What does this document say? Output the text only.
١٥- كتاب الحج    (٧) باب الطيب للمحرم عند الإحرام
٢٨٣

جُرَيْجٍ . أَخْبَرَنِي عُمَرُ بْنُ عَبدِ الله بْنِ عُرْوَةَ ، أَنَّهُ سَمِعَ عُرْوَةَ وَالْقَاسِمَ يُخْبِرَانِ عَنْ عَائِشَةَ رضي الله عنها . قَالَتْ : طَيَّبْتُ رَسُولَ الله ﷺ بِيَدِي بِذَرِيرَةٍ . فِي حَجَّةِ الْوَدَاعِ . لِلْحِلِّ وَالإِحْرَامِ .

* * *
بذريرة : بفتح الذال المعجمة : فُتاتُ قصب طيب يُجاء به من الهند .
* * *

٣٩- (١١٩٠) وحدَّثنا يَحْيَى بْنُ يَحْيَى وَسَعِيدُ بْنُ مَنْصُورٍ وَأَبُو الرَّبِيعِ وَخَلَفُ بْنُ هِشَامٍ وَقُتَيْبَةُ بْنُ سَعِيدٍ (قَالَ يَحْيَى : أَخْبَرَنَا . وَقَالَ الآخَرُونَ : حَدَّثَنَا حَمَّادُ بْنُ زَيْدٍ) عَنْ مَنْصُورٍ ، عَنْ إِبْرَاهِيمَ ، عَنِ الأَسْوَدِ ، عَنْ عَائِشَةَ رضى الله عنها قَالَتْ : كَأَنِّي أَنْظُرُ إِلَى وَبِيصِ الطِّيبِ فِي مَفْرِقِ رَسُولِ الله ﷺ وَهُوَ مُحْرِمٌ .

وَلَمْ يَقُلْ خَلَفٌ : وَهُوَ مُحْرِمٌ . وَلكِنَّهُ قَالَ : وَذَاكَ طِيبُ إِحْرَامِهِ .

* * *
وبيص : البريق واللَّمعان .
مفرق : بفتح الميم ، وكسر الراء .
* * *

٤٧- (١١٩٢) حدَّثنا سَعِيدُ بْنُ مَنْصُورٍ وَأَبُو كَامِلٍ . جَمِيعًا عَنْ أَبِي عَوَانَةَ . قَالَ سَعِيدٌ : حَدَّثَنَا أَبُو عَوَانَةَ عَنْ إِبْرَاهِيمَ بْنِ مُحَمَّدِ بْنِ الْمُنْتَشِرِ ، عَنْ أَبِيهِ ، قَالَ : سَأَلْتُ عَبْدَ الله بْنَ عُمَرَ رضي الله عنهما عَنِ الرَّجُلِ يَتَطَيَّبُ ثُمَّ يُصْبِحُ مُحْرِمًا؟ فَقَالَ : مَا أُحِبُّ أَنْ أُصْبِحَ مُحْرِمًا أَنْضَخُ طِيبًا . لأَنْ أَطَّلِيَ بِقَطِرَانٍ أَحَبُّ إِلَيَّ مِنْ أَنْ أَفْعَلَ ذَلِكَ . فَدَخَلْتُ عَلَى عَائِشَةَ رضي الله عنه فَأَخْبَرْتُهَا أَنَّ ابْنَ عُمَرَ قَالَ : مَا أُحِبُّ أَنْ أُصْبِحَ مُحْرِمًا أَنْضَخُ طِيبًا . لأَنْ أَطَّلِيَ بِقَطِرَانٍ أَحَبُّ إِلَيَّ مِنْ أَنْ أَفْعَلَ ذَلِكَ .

• [Aim of the task]
Write each line above out exactly.

• [Task response]
What does this document say? Output the text only.
١٥- كتاب الحج    (٧) باب الطيب للمحرم عند الإحرام
٢٨٣

جُرَيْجٍ . أَخْبَرَنِي عُمَرُ بْنُ عَبدِ الله بْنِ عُرْوَةَ ، أَنَّهُ سَمِعَ عُرْوَةَ وَالْقَاسِمَ يُخْبِرَانِ عَنْ عَائِشَةَ رضي الله عنها . قَالَتْ : طَيَّبْتُ رَسُولَ الله ﷺ بِيَدِي بِذَرِيرَةٍ . فِي حَجَّةِ الْوَدَاعِ . لِلْحِلِّ وَالإِحْرَامِ .

* * *
بذريرة : بفتح الذال المعجمة : فُتاتُ قصب طيب يُجاء به من الهند .
* * *

٣٩- (١١٩٠) وحدَّثنا يَحْيَى بْنُ يَحْيَى وَسَعِيدُ بْنُ مَنْصُورٍ وَأَبُو الرَّبِيعِ وَخَلَفُ بْنُ هِشَامٍ وَقُتَيْبَةُ بْنُ سَعِيدٍ (قَالَ يَحْيَى : أَخْبَرَنَا . وَقَالَ الآخَرُونَ : حَدَّثَنَا حَمَّادُ بْنُ زَيْدٍ) عَنْ مَنْصُورٍ ، عَنْ إِبْرَاهِيمَ ، عَنِ الأَسْوَدِ ، عَنْ عَائِشَةَ رضى الله عنها قَالَتْ : كَأَنِّي أَنْظُرُ إِلَى وَبِيصِ الطِّيبِ فِي مَفْرِقِ رَسُولِ الله ﷺ وَهُوَ مُحْرِمٌ .

وَلَمْ يَقُلْ خَلَفٌ : وَهُوَ مُحْرِمٌ . وَلكِنَّهُ قَالَ : وَذَاكَ طِيبُ إِحْرَامِهِ .

* * *
وبيص : البريق واللَّمعان .
مفرق : بفتح الميم ، وكسر الراء .
* * *

٤٧- (١١٩٢) حدَّثنا سَعِيدُ بْنُ مَنْصُورٍ وَأَبُو كَامِلٍ . جَمِيعًا عَنْ أَبِي عَوَانَةَ . قَالَ سَعِيدٌ : حَدَّثَنَا أَبُو عَوَانَةَ عَنْ إِبْرَاهِيمَ بْنِ مُحَمَّدِ بْنِ الْمُنْتَشِرِ ، عَنْ أَبِيهِ ، قَالَ : سَأَلْتُ عَبْدَ الله بْنَ عُمَرَ رضي الله عنهما عَنِ الرَّجُلِ يَتَطَيَّبُ ثُمَّ يُصْبِحُ مُحْرِمًا؟ فَقَالَ : مَا أُحِبُّ أَنْ أُصْبِحَ مُحْرِمًا أَنْضَخُ طِيبًا . لأَنْ أَطَّلِيَ بِقَطِرَانٍ أَحَبُّ إِلَيَّ مِنْ أَنْ أَفْعَلَ ذَلِكَ . فَدَخَلْتُ عَلَى عَائِشَةَ رضي الله عنه فَأَخْبَرْتُهَا أَنَّ ابْنَ عُمَرَ قَالَ : مَا أُحِبُّ أَنْ أُصْبِحَ مُحْرِمًا أَنْضَخُ طِيبًا . لأَنْ أَطَّلِيَ بِقَطِرَانٍ أَحَبُّ إِلَيَّ مِنْ أَنْ أَفْعَلَ ذَلِكَ .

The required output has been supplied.